* [The exercise] Images appear in the records below; leave them out and repeat everything else exactly.

* [Supplied information]
# # # #
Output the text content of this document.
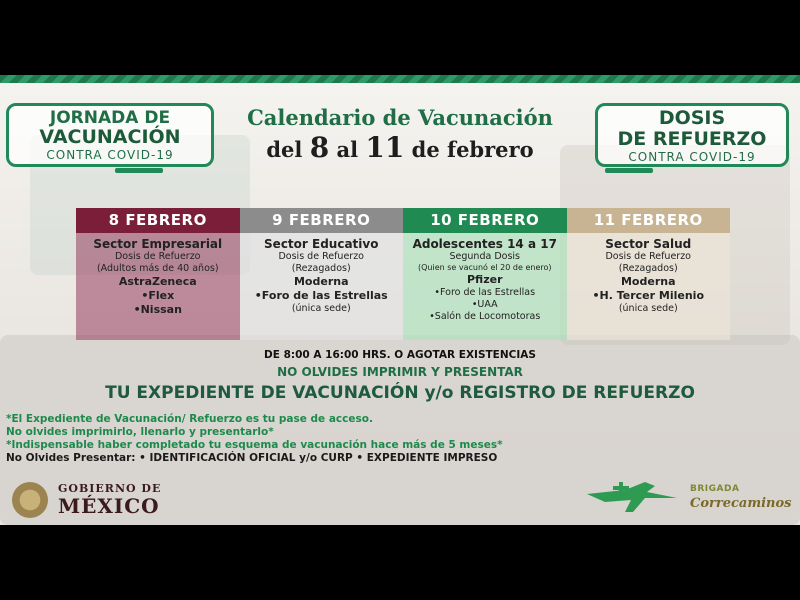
JORNADA DE
VACUNACIÓN
CONTRA COVID-19
DOSIS
DE REFUERZO
CONTRA COVID-19
Calendario de Vacunación
del 8 al 11 de febrero
8 FEBRERO
Sector Empresarial
Dosis de Refuerzo
(Adultos más de 40 años)
AstraZeneca
•Flex
•Nissan
9 FEBRERO
Sector Educativo
Dosis de Refuerzo
(Rezagados)
Moderna
•Foro de las Estrellas
(única sede)
10 FEBRERO
Adolescentes 14 a 17
Segunda Dosis
(Quien se vacunó el 20 de enero)
Pfizer
•Foro de las Estrellas
•UAA
•Salón de Locomotoras
11 FEBRERO
Sector Salud
Dosis de Refuerzo
(Rezagados)
Moderna
•H. Tercer Milenio
(única sede)
DE 8:00 A 16:00 HRS. O AGOTAR EXISTENCIAS
NO OLVIDES IMPRIMIR Y PRESENTAR
TU EXPEDIENTE DE VACUNACIÓN y/o REGISTRO DE REFUERZO
*El Expediente de Vacunación/ Refuerzo es tu pase de acceso.
No olvides imprimirlo, llenarlo y presentarlo*
*Indispensable haber completado tu esquema de vacunación hace más de 5 meses*
No Olvides Presentar: • IDENTIFICACIÓN OFICIAL y/o CURP • EXPEDIENTE IMPRESO
GOBIERNO DE
MÉXICO
BRIGADA
Correcaminos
# # # #
* [Completed exercise]
Output the text content of this document.
JORNADA DE
VACUNACIÓN
CONTRA COVID-19
DOSIS
DE REFUERZO
CONTRA COVID-19
Calendario de Vacunación
del 8 al 11 de febrero
8 FEBRERO
Sector Empresarial
Dosis de Refuerzo
(Adultos más de 40 años)
AstraZeneca
•Flex
•Nissan
9 FEBRERO
Sector Educativo
Dosis de Refuerzo
(Rezagados)
Moderna
•Foro de las Estrellas
(única sede)
10 FEBRERO
Adolescentes 14 a 17
Segunda Dosis
(Quien se vacunó el 20 de enero)
Pfizer
•Foro de las Estrellas
•UAA
•Salón de Locomotoras
11 FEBRERO
Sector Salud
Dosis de Refuerzo
(Rezagados)
Moderna
•H. Tercer Milenio
(única sede)
DE 8:00 A 16:00 HRS. O AGOTAR EXISTENCIAS
NO OLVIDES IMPRIMIR Y PRESENTAR
TU EXPEDIENTE DE VACUNACIÓN y/o REGISTRO DE REFUERZO
*El Expediente de Vacunación/ Refuerzo es tu pase de acceso.
No olvides imprimirlo, llenarlo y presentarlo*
*Indispensable haber completado tu esquema de vacunación hace más de 5 meses*
No Olvides Presentar: • IDENTIFICACIÓN OFICIAL y/o CURP • EXPEDIENTE IMPRESO
GOBIERNO DE
MÉXICO
BRIGADA
Correcaminos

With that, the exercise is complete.